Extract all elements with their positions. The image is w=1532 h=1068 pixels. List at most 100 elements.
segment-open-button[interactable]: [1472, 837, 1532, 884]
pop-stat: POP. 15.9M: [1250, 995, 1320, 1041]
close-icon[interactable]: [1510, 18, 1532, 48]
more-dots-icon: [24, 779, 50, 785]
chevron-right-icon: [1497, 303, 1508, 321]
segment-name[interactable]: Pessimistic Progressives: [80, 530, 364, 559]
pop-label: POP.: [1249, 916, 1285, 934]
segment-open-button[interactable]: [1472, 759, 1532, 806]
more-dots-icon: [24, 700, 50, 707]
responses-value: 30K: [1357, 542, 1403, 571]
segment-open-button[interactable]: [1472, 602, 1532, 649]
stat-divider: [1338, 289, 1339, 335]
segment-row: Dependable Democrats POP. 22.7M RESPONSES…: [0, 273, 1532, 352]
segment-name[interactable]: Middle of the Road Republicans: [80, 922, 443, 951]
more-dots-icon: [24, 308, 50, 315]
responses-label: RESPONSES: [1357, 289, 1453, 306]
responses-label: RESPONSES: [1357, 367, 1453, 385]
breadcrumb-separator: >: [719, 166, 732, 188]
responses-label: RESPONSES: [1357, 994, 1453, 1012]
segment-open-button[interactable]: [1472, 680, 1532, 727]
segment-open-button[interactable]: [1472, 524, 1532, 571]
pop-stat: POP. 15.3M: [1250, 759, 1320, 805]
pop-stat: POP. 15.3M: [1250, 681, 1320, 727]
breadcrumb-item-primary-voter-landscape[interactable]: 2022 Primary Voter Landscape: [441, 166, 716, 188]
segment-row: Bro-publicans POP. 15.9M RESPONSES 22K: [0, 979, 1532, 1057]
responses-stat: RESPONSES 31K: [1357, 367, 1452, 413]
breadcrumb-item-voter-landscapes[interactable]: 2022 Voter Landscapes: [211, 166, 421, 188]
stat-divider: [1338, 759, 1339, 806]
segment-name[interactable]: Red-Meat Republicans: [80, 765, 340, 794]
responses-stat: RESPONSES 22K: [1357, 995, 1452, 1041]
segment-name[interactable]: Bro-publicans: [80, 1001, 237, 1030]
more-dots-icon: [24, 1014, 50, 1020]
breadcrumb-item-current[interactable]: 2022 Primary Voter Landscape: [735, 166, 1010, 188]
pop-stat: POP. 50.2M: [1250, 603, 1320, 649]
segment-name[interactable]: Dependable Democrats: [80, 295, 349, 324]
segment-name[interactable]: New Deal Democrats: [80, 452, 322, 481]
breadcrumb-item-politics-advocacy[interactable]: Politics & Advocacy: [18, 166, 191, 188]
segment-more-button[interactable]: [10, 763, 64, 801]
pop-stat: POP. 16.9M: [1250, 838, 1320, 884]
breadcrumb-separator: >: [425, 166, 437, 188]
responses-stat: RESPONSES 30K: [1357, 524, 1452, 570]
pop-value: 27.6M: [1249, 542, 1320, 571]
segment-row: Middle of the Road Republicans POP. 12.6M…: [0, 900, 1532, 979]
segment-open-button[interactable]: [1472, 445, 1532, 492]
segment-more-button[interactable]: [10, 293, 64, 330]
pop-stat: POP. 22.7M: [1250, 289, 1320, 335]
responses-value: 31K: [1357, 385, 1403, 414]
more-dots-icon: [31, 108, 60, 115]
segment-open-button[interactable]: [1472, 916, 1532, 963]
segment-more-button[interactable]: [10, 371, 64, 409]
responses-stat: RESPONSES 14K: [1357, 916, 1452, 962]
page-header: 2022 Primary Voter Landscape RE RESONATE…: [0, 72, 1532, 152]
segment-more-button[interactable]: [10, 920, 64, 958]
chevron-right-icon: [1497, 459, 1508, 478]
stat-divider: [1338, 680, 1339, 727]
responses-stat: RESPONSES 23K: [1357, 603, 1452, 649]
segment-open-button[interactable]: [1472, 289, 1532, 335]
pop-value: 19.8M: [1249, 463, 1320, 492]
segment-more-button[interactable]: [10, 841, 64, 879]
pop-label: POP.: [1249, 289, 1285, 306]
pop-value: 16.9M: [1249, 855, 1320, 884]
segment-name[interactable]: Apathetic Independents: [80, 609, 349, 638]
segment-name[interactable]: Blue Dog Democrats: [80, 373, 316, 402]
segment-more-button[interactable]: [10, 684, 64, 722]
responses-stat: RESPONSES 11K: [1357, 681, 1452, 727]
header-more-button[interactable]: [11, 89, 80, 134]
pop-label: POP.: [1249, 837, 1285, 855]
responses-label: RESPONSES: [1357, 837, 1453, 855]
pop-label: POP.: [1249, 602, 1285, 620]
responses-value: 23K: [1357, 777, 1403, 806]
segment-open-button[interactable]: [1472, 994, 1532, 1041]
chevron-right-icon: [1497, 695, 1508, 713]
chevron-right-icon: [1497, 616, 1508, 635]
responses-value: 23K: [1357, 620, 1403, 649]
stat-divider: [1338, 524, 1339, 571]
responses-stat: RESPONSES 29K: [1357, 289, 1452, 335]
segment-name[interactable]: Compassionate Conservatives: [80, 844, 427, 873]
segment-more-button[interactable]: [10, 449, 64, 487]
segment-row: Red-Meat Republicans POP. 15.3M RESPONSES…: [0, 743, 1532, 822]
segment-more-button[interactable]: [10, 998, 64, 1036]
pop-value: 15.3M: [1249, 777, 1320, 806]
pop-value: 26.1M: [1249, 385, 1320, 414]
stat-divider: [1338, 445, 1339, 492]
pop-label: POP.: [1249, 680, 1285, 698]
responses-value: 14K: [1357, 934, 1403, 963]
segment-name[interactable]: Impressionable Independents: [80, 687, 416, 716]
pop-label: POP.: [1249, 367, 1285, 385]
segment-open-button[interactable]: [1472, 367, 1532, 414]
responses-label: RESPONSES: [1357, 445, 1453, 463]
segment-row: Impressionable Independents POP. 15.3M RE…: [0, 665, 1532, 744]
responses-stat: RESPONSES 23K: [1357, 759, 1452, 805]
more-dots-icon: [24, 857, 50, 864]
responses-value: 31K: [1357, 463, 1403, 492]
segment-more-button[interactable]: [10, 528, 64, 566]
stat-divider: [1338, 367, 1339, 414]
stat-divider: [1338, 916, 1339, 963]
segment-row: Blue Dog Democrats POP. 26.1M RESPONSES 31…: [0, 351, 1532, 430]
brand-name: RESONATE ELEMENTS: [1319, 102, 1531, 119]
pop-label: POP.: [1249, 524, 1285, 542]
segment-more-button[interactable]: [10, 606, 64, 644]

§ THE PROBLEM: Copy all of the records above word for word, with nothing changed or left out.

§ ANSWER:
Extract all elements with their positions. The image is w=1532 h=1068 pixels. List at most 100 elements.
segment-open-button[interactable]: [1472, 837, 1532, 884]
pop-stat: POP. 15.9M: [1250, 995, 1320, 1041]
close-icon[interactable]: [1510, 18, 1532, 48]
more-dots-icon: [24, 779, 50, 785]
chevron-right-icon: [1497, 303, 1508, 321]
segment-name[interactable]: Pessimistic Progressives: [80, 530, 364, 559]
pop-label: POP.: [1249, 916, 1285, 934]
segment-open-button[interactable]: [1472, 759, 1532, 806]
more-dots-icon: [24, 700, 50, 707]
responses-value: 30K: [1357, 542, 1403, 571]
segment-open-button[interactable]: [1472, 602, 1532, 649]
stat-divider: [1338, 289, 1339, 335]
segment-row: Dependable Democrats POP. 22.7M RESPONSES…: [0, 273, 1532, 352]
segment-name[interactable]: Middle of the Road Republicans: [80, 922, 443, 951]
more-dots-icon: [24, 308, 50, 315]
responses-label: RESPONSES: [1357, 289, 1453, 306]
responses-label: RESPONSES: [1357, 367, 1453, 385]
breadcrumb-separator: >: [719, 166, 732, 188]
responses-label: RESPONSES: [1357, 994, 1453, 1012]
segment-open-button[interactable]: [1472, 680, 1532, 727]
segment-open-button[interactable]: [1472, 524, 1532, 571]
pop-stat: POP. 15.3M: [1250, 759, 1320, 805]
pop-stat: POP. 15.3M: [1250, 681, 1320, 727]
breadcrumb-item-primary-voter-landscape[interactable]: 2022 Primary Voter Landscape: [441, 166, 716, 188]
segment-row: Bro-publicans POP. 15.9M RESPONSES 22K: [0, 979, 1532, 1057]
responses-stat: RESPONSES 31K: [1357, 367, 1452, 413]
breadcrumb-item-voter-landscapes[interactable]: 2022 Voter Landscapes: [211, 166, 421, 188]
stat-divider: [1338, 759, 1339, 806]
segment-name[interactable]: Red-Meat Republicans: [80, 765, 340, 794]
responses-stat: RESPONSES 22K: [1357, 995, 1452, 1041]
segment-name[interactable]: Bro-publicans: [80, 1001, 237, 1030]
more-dots-icon: [24, 1014, 50, 1020]
breadcrumb-item-current[interactable]: 2022 Primary Voter Landscape: [735, 166, 1010, 188]
pop-stat: POP. 50.2M: [1250, 603, 1320, 649]
segment-name[interactable]: Dependable Democrats: [80, 295, 349, 324]
segment-name[interactable]: New Deal Democrats: [80, 452, 322, 481]
breadcrumb-item-politics-advocacy[interactable]: Politics & Advocacy: [18, 166, 191, 188]
segment-more-button[interactable]: [10, 763, 64, 801]
pop-stat: POP. 16.9M: [1250, 838, 1320, 884]
breadcrumb-separator: >: [425, 166, 437, 188]
responses-stat: RESPONSES 30K: [1357, 524, 1452, 570]
pop-value: 27.6M: [1249, 542, 1320, 571]
segment-row: Middle of the Road Republicans POP. 12.6M…: [0, 900, 1532, 979]
segment-open-button[interactable]: [1472, 445, 1532, 492]
segment-more-button[interactable]: [10, 293, 64, 330]
pop-stat: POP. 22.7M: [1250, 289, 1320, 335]
responses-value: 31K: [1357, 385, 1403, 414]
more-dots-icon: [31, 108, 60, 115]
segment-open-button[interactable]: [1472, 916, 1532, 963]
segment-more-button[interactable]: [10, 371, 64, 409]
responses-stat: RESPONSES 14K: [1357, 916, 1452, 962]
page-header: 2022 Primary Voter Landscape RE RESONATE…: [0, 72, 1532, 152]
segment-more-button[interactable]: [10, 920, 64, 958]
chevron-right-icon: [1497, 459, 1508, 478]
stat-divider: [1338, 680, 1339, 727]
responses-stat: RESPONSES 23K: [1357, 603, 1452, 649]
segment-open-button[interactable]: [1472, 289, 1532, 335]
pop-value: 19.8M: [1249, 463, 1320, 492]
segment-more-button[interactable]: [10, 841, 64, 879]
pop-label: POP.: [1249, 289, 1285, 306]
pop-value: 16.9M: [1249, 855, 1320, 884]
segment-name[interactable]: Apathetic Independents: [80, 609, 349, 638]
segment-name[interactable]: Blue Dog Democrats: [80, 373, 316, 402]
segment-more-button[interactable]: [10, 684, 64, 722]
responses-stat: RESPONSES 11K: [1357, 681, 1452, 727]
header-more-button[interactable]: [11, 89, 80, 134]
pop-label: POP.: [1249, 837, 1285, 855]
responses-label: RESPONSES: [1357, 837, 1453, 855]
pop-label: POP.: [1249, 602, 1285, 620]
responses-value: 23K: [1357, 777, 1403, 806]
segment-open-button[interactable]: [1472, 994, 1532, 1041]
chevron-right-icon: [1497, 695, 1508, 713]
chevron-right-icon: [1497, 616, 1508, 635]
responses-value: 23K: [1357, 620, 1403, 649]
stat-divider: [1338, 524, 1339, 571]
responses-stat: RESPONSES 29K: [1357, 289, 1452, 335]
segment-name[interactable]: Compassionate Conservatives: [80, 844, 427, 873]
segment-more-button[interactable]: [10, 449, 64, 487]
segment-row: Red-Meat Republicans POP. 15.3M RESPONSES…: [0, 743, 1532, 822]
segment-more-button[interactable]: [10, 998, 64, 1036]
pop-value: 15.3M: [1249, 777, 1320, 806]
pop-value: 26.1M: [1249, 385, 1320, 414]
stat-divider: [1338, 445, 1339, 492]
pop-label: POP.: [1249, 680, 1285, 698]
responses-value: 14K: [1357, 934, 1403, 963]
segment-name[interactable]: Impressionable Independents: [80, 687, 416, 716]
pop-label: POP.: [1249, 367, 1285, 385]
segment-open-button[interactable]: [1472, 367, 1532, 414]
responses-label: RESPONSES: [1357, 445, 1453, 463]
segment-row: Impressionable Independents POP. 15.3M RE…: [0, 665, 1532, 744]
responses-stat: RESPONSES 23K: [1357, 759, 1452, 805]
more-dots-icon: [24, 857, 50, 864]
responses-value: 31K: [1357, 463, 1403, 492]
segment-more-button[interactable]: [10, 528, 64, 566]
stat-divider: [1338, 367, 1339, 414]
stat-divider: [1338, 916, 1339, 963]
segment-row: Blue Dog Democrats POP. 26.1M RESPONSES 31…: [0, 351, 1532, 430]
brand-name: RESONATE ELEMENTS: [1319, 102, 1531, 119]
pop-label: POP.: [1249, 524, 1285, 542]
segment-more-button[interactable]: [10, 606, 64, 644]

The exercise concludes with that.